Set task: Repeat the listing word for word. No pictures belong in the copy.
╭─ Input material
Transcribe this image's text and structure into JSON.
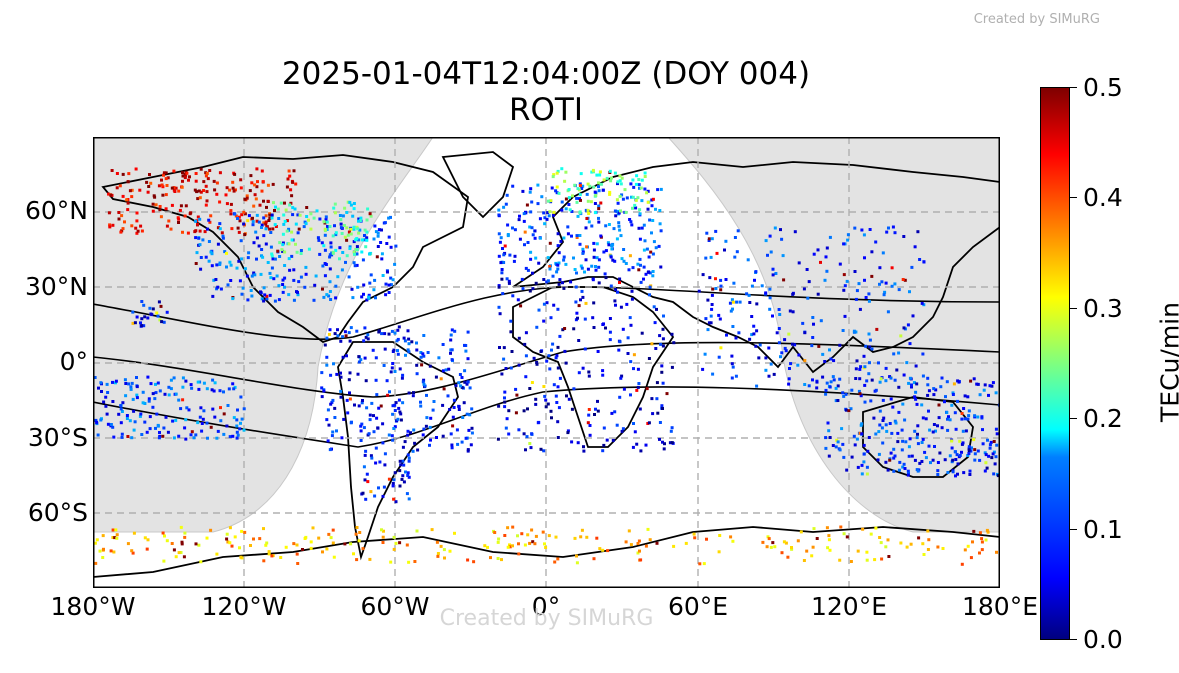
{
  "credit_top": "Created by SIMuRG",
  "watermark": "Created by SIMuRG",
  "title_line1": "2025-01-04T12:04:00Z (DOY 004)",
  "title_line2": "ROTI",
  "map": {
    "projection": "PlateCarree",
    "lon_range": [
      -180,
      180
    ],
    "lat_range": [
      -90,
      90
    ],
    "lat_ticks": [
      {
        "value": 60,
        "label": "60°N"
      },
      {
        "value": 30,
        "label": "30°N"
      },
      {
        "value": 0,
        "label": "0°"
      },
      {
        "value": -30,
        "label": "30°S"
      },
      {
        "value": -60,
        "label": "60°S"
      }
    ],
    "lon_ticks": [
      {
        "value": -180,
        "label": "180°W"
      },
      {
        "value": -120,
        "label": "120°W"
      },
      {
        "value": -60,
        "label": "60°W"
      },
      {
        "value": 0,
        "label": "0°"
      },
      {
        "value": 60,
        "label": "60°E"
      },
      {
        "value": 120,
        "label": "120°E"
      },
      {
        "value": 180,
        "label": "180°E"
      }
    ],
    "grid": "dashed",
    "night_shading_color": "#e3e3e3"
  },
  "colorbar": {
    "label": "TECu/min",
    "min": 0.0,
    "max": 0.5,
    "ticks": [
      "0.0",
      "0.1",
      "0.2",
      "0.3",
      "0.4",
      "0.5"
    ],
    "colormap": "jet"
  },
  "chart_data": {
    "type": "scatter",
    "title": "2025-01-04T12:04:00Z (DOY 004)\nROTI",
    "xlabel": "",
    "ylabel": "",
    "xlim": [
      -180,
      180
    ],
    "ylim": [
      -90,
      90
    ],
    "color_label": "TECu/min",
    "color_range": [
      0.0,
      0.5
    ],
    "regions": [
      {
        "lon": [
          -175,
          -100
        ],
        "lat": [
          52,
          78
        ],
        "value_mean": 0.45
      },
      {
        "lon": [
          -140,
          -60
        ],
        "lat": [
          25,
          60
        ],
        "value_mean": 0.1
      },
      {
        "lon": [
          -110,
          -70
        ],
        "lat": [
          42,
          65
        ],
        "value_mean": 0.22
      },
      {
        "lon": [
          -90,
          -30
        ],
        "lat": [
          -35,
          15
        ],
        "value_mean": 0.07
      },
      {
        "lon": [
          -75,
          -55
        ],
        "lat": [
          -55,
          -35
        ],
        "value_mean": 0.06
      },
      {
        "lon": [
          -20,
          45
        ],
        "lat": [
          35,
          72
        ],
        "value_mean": 0.1
      },
      {
        "lon": [
          0,
          40
        ],
        "lat": [
          60,
          78
        ],
        "value_mean": 0.25
      },
      {
        "lon": [
          -20,
          50
        ],
        "lat": [
          -35,
          35
        ],
        "value_mean": 0.05
      },
      {
        "lon": [
          60,
          150
        ],
        "lat": [
          -10,
          55
        ],
        "value_mean": 0.08
      },
      {
        "lon": [
          110,
          180
        ],
        "lat": [
          -45,
          -5
        ],
        "value_mean": 0.08
      },
      {
        "lon": [
          160,
          180
        ],
        "lat": [
          -45,
          -30
        ],
        "value_mean": 0.05
      },
      {
        "lon": [
          -165,
          -150
        ],
        "lat": [
          15,
          25
        ],
        "value_mean": 0.06
      },
      {
        "lon": [
          -180,
          -120
        ],
        "lat": [
          -30,
          -5
        ],
        "value_mean": 0.1
      },
      {
        "lon": [
          -180,
          180
        ],
        "lat": [
          -80,
          -65
        ],
        "value_mean": 0.35
      }
    ]
  }
}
╰─
Reply to the task:
Transcribe this image's text and structure into JSON.
{
  "credit_top": "Created by SIMuRG",
  "watermark": "Created by SIMuRG",
  "title_line1": "2025-01-04T12:04:00Z (DOY 004)",
  "title_line2": "ROTI",
  "map": {
    "projection": "PlateCarree",
    "lon_range": [
      -180,
      180
    ],
    "lat_range": [
      -90,
      90
    ],
    "lat_ticks": [
      {
        "value": 60,
        "label": "60°N"
      },
      {
        "value": 30,
        "label": "30°N"
      },
      {
        "value": 0,
        "label": "0°"
      },
      {
        "value": -30,
        "label": "30°S"
      },
      {
        "value": -60,
        "label": "60°S"
      }
    ],
    "lon_ticks": [
      {
        "value": -180,
        "label": "180°W"
      },
      {
        "value": -120,
        "label": "120°W"
      },
      {
        "value": -60,
        "label": "60°W"
      },
      {
        "value": 0,
        "label": "0°"
      },
      {
        "value": 60,
        "label": "60°E"
      },
      {
        "value": 120,
        "label": "120°E"
      },
      {
        "value": 180,
        "label": "180°E"
      }
    ],
    "grid": "dashed",
    "night_shading_color": "#e3e3e3"
  },
  "colorbar": {
    "label": "TECu/min",
    "min": 0.0,
    "max": 0.5,
    "ticks": [
      "0.0",
      "0.1",
      "0.2",
      "0.3",
      "0.4",
      "0.5"
    ],
    "colormap": "jet"
  },
  "chart_data": {
    "type": "scatter",
    "title": "2025-01-04T12:04:00Z (DOY 004)\nROTI",
    "xlabel": "",
    "ylabel": "",
    "xlim": [
      -180,
      180
    ],
    "ylim": [
      -90,
      90
    ],
    "color_label": "TECu/min",
    "color_range": [
      0.0,
      0.5
    ],
    "regions": [
      {
        "lon": [
          -175,
          -100
        ],
        "lat": [
          52,
          78
        ],
        "value_mean": 0.45
      },
      {
        "lon": [
          -140,
          -60
        ],
        "lat": [
          25,
          60
        ],
        "value_mean": 0.1
      },
      {
        "lon": [
          -110,
          -70
        ],
        "lat": [
          42,
          65
        ],
        "value_mean": 0.22
      },
      {
        "lon": [
          -90,
          -30
        ],
        "lat": [
          -35,
          15
        ],
        "value_mean": 0.07
      },
      {
        "lon": [
          -75,
          -55
        ],
        "lat": [
          -55,
          -35
        ],
        "value_mean": 0.06
      },
      {
        "lon": [
          -20,
          45
        ],
        "lat": [
          35,
          72
        ],
        "value_mean": 0.1
      },
      {
        "lon": [
          0,
          40
        ],
        "lat": [
          60,
          78
        ],
        "value_mean": 0.25
      },
      {
        "lon": [
          -20,
          50
        ],
        "lat": [
          -35,
          35
        ],
        "value_mean": 0.05
      },
      {
        "lon": [
          60,
          150
        ],
        "lat": [
          -10,
          55
        ],
        "value_mean": 0.08
      },
      {
        "lon": [
          110,
          180
        ],
        "lat": [
          -45,
          -5
        ],
        "value_mean": 0.08
      },
      {
        "lon": [
          160,
          180
        ],
        "lat": [
          -45,
          -30
        ],
        "value_mean": 0.05
      },
      {
        "lon": [
          -165,
          -150
        ],
        "lat": [
          15,
          25
        ],
        "value_mean": 0.06
      },
      {
        "lon": [
          -180,
          -120
        ],
        "lat": [
          -30,
          -5
        ],
        "value_mean": 0.1
      },
      {
        "lon": [
          -180,
          180
        ],
        "lat": [
          -80,
          -65
        ],
        "value_mean": 0.35
      }
    ]
  }
}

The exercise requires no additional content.